## What this task involves:
Quote all lines below exactly. Images stay out.

─── Materials provided ───

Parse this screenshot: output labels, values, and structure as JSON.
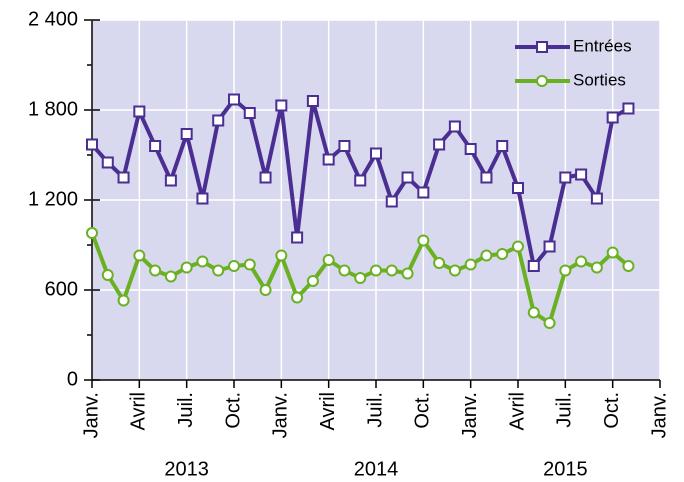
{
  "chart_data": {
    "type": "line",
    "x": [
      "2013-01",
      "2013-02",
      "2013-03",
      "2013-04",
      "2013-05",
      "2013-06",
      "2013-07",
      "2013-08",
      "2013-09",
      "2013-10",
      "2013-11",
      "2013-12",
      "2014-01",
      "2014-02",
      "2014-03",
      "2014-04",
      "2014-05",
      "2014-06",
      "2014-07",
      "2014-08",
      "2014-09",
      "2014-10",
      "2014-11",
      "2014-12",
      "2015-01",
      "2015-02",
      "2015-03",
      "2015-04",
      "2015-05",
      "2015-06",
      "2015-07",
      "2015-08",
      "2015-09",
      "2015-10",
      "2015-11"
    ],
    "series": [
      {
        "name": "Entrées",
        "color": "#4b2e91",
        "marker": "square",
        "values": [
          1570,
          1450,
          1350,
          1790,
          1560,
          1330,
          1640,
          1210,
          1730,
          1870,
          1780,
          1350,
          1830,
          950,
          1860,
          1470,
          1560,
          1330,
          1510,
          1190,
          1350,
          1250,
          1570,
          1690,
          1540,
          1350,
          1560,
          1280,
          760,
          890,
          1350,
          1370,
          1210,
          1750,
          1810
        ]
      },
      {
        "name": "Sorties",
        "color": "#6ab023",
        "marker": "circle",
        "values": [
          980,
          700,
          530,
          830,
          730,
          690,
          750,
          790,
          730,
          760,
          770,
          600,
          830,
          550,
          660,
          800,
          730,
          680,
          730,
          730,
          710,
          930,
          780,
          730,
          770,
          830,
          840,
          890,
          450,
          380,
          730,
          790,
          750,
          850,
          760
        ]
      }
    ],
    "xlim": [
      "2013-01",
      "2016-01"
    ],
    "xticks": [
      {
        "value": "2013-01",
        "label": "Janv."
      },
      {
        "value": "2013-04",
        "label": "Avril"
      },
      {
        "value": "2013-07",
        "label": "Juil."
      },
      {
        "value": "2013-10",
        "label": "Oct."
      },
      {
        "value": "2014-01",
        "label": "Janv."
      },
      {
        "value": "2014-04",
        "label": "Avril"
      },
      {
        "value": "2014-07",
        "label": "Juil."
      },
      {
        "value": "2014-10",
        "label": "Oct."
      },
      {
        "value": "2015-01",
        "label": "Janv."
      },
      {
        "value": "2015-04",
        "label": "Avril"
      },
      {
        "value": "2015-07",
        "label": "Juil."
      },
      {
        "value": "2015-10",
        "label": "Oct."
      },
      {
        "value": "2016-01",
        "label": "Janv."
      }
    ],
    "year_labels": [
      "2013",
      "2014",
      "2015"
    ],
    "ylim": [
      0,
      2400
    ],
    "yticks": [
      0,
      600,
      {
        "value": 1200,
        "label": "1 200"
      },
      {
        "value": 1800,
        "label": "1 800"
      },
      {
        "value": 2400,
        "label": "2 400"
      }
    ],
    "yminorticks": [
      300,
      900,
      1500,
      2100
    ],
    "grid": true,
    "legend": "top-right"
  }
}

───

## The output:
Parse this screenshot: output labels, values, and structure as JSON.
{
  "chart_data": {
    "type": "line",
    "x": [
      "2013-01",
      "2013-02",
      "2013-03",
      "2013-04",
      "2013-05",
      "2013-06",
      "2013-07",
      "2013-08",
      "2013-09",
      "2013-10",
      "2013-11",
      "2013-12",
      "2014-01",
      "2014-02",
      "2014-03",
      "2014-04",
      "2014-05",
      "2014-06",
      "2014-07",
      "2014-08",
      "2014-09",
      "2014-10",
      "2014-11",
      "2014-12",
      "2015-01",
      "2015-02",
      "2015-03",
      "2015-04",
      "2015-05",
      "2015-06",
      "2015-07",
      "2015-08",
      "2015-09",
      "2015-10",
      "2015-11"
    ],
    "series": [
      {
        "name": "Entrées",
        "color": "#4b2e91",
        "marker": "square",
        "values": [
          1570,
          1450,
          1350,
          1790,
          1560,
          1330,
          1640,
          1210,
          1730,
          1870,
          1780,
          1350,
          1830,
          950,
          1860,
          1470,
          1560,
          1330,
          1510,
          1190,
          1350,
          1250,
          1570,
          1690,
          1540,
          1350,
          1560,
          1280,
          760,
          890,
          1350,
          1370,
          1210,
          1750,
          1810
        ]
      },
      {
        "name": "Sorties",
        "color": "#6ab023",
        "marker": "circle",
        "values": [
          980,
          700,
          530,
          830,
          730,
          690,
          750,
          790,
          730,
          760,
          770,
          600,
          830,
          550,
          660,
          800,
          730,
          680,
          730,
          730,
          710,
          930,
          780,
          730,
          770,
          830,
          840,
          890,
          450,
          380,
          730,
          790,
          750,
          850,
          760
        ]
      }
    ],
    "xlim": [
      "2013-01",
      "2016-01"
    ],
    "xticks": [
      {
        "value": "2013-01",
        "label": "Janv."
      },
      {
        "value": "2013-04",
        "label": "Avril"
      },
      {
        "value": "2013-07",
        "label": "Juil."
      },
      {
        "value": "2013-10",
        "label": "Oct."
      },
      {
        "value": "2014-01",
        "label": "Janv."
      },
      {
        "value": "2014-04",
        "label": "Avril"
      },
      {
        "value": "2014-07",
        "label": "Juil."
      },
      {
        "value": "2014-10",
        "label": "Oct."
      },
      {
        "value": "2015-01",
        "label": "Janv."
      },
      {
        "value": "2015-04",
        "label": "Avril"
      },
      {
        "value": "2015-07",
        "label": "Juil."
      },
      {
        "value": "2015-10",
        "label": "Oct."
      },
      {
        "value": "2016-01",
        "label": "Janv."
      }
    ],
    "year_labels": [
      "2013",
      "2014",
      "2015"
    ],
    "ylim": [
      0,
      2400
    ],
    "yticks": [
      0,
      600,
      {
        "value": 1200,
        "label": "1 200"
      },
      {
        "value": 1800,
        "label": "1 800"
      },
      {
        "value": 2400,
        "label": "2 400"
      }
    ],
    "yminorticks": [
      300,
      900,
      1500,
      2100
    ],
    "grid": true,
    "legend": "top-right"
  }
}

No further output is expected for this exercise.